** Start of Provided entries **
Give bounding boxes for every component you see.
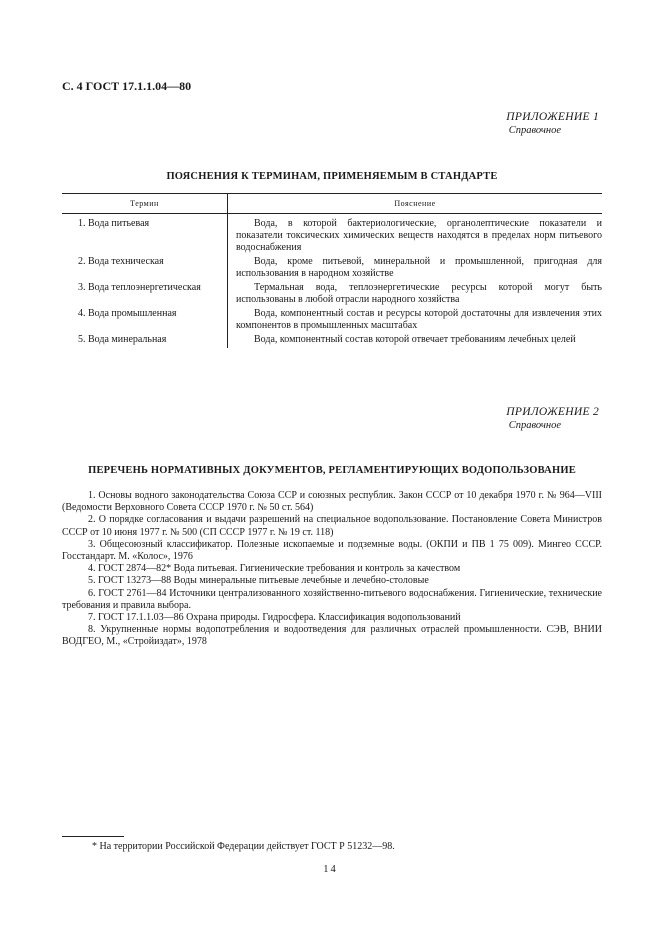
page-number: 14 [323,864,338,875]
appendix-1-label [506,111,599,137]
documents-list [62,490,602,649]
list-item: 8. Укрупненные нормы водопотребления и водоотведения для различных отраслей промышленности. СЭВ, ВНИИ ВОДГЕО, М., «Стройиздат», 1978 [62,624,602,648]
list-item: 4. ГОСТ 2874—82* Вода питьевая. Гигиенические требования и контроль за качеством [88,563,461,575]
term-cell: 2. Вода техническая [62,256,228,282]
table-row [62,256,602,282]
table-header-row [62,194,602,214]
term-cell: 3. Вода теплоэнергетическая [62,282,228,308]
footnote: * На территории Российской Федерации действует ГОСТ Р 51232—98. [92,841,395,852]
column-header-explanation: Пояснение [228,194,603,214]
section-2-title: ПЕРЕЧЕНЬ НОРМАТИВНЫХ ДОКУМЕНТОВ, РЕГЛАМЕНТИРУЮЩИХ ВОДОПОЛЬЗОВАНИЕ [88,465,576,476]
table-row [62,282,602,308]
table-row [62,214,602,257]
explanation-cell: Вода, в которой бактериологические, органолептические показатели и показатели токсических химических веществ находятся в пределах норм питьевого водоснабжения [236,218,602,253]
list-item: 7. ГОСТ 17.1.1.03—86 Охрана природы. Гидросфера. Классификация водопользований [88,612,461,624]
explanation-cell: Вода, компонентный состав и ресурсы которой достаточны для извлечения этих компонентов в промышленных масштабах [236,308,602,331]
appendix-2-subtitle: Справочное [508,420,561,431]
column-header-term: Термин [62,194,228,214]
footnote-divider [62,836,124,837]
explanation-cell: Вода, компонентный состав которой отвечает требованиям лечебных целей [254,334,576,345]
list-item: 6. ГОСТ 2761—84 Источники централизованного хозяйственно-питьевого водоснабжения. Гигиенические, технические требования и правила выбора. [62,587,602,611]
term-cell: 4. Вода промышленная [62,308,228,334]
page-header: С. 4 ГОСТ 17.1.1.04—80 [62,79,192,93]
appendix-1-subtitle: Справочное [508,125,561,136]
term-cell: 5. Вода минеральная [62,334,228,348]
explanation-cell: Термальная вода, теплоэнергетические ресурсы которой могут быть использованы в любой отрасли народного хозяйства [236,282,602,305]
explanation-cell: Вода, кроме питьевой, минеральной и промышленной, пригодная для использования в народном хозяйстве [236,256,602,279]
section-1-title: ПОЯСНЕНИЯ К ТЕРМИНАМ, ПРИМЕНЯЕМЫМ В СТАНДАРТЕ [166,171,498,182]
list-item: 5. ГОСТ 13273—88 Воды минеральные питьевые лечебные и лечебно-столовые [88,575,429,587]
table-row [62,334,602,348]
appendix-1-title: ПРИЛОЖЕНИЕ 1 [506,111,599,123]
appendix-2-title: ПРИЛОЖЕНИЕ 2 [506,406,599,418]
terms-table [62,193,602,348]
term-cell: 1. Вода питьевая [62,214,228,257]
list-item: 3. Общесоюзный классификатор. Полезные ископаемые и подземные воды. (ОКПИ и ПВ 1 75 009). Мингео СССР. Госстандарт. М. «Колос», 1976 [62,538,602,563]
list-item: 1. Основы водного законодательства Союза ССР и союзных республик. Закон СССР от 10 декабря 1970 г. № 964—VIII (Ведомости Верховного Совета СССР 1970 г. № 50 ст. 564) [62,490,602,514]
table-row [62,308,602,334]
list-item: 2. О порядке согласования и выдачи разрешений на специальное водопользование. Постановление Совета Министров СССР от 10 июня 1977 г. № 500 (СП СССР 1977 г. № 19 ст. 118) [62,514,602,538]
appendix-2-label [506,406,599,432]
** End of Provided entries **
> _What is needed_: Write out the lines of the listing from the one containing "page-number: 14 [323,864,338,875]" through the one containing "documents-list [62,490,602,649]", inclusive, as a JSON list of strings with one string per line and blank lines left out.

> _The response_:
[
  "page-number: 14 [323,864,338,875]",
  "appendix-1-label [506,111,599,137]",
  "documents-list [62,490,602,649]"
]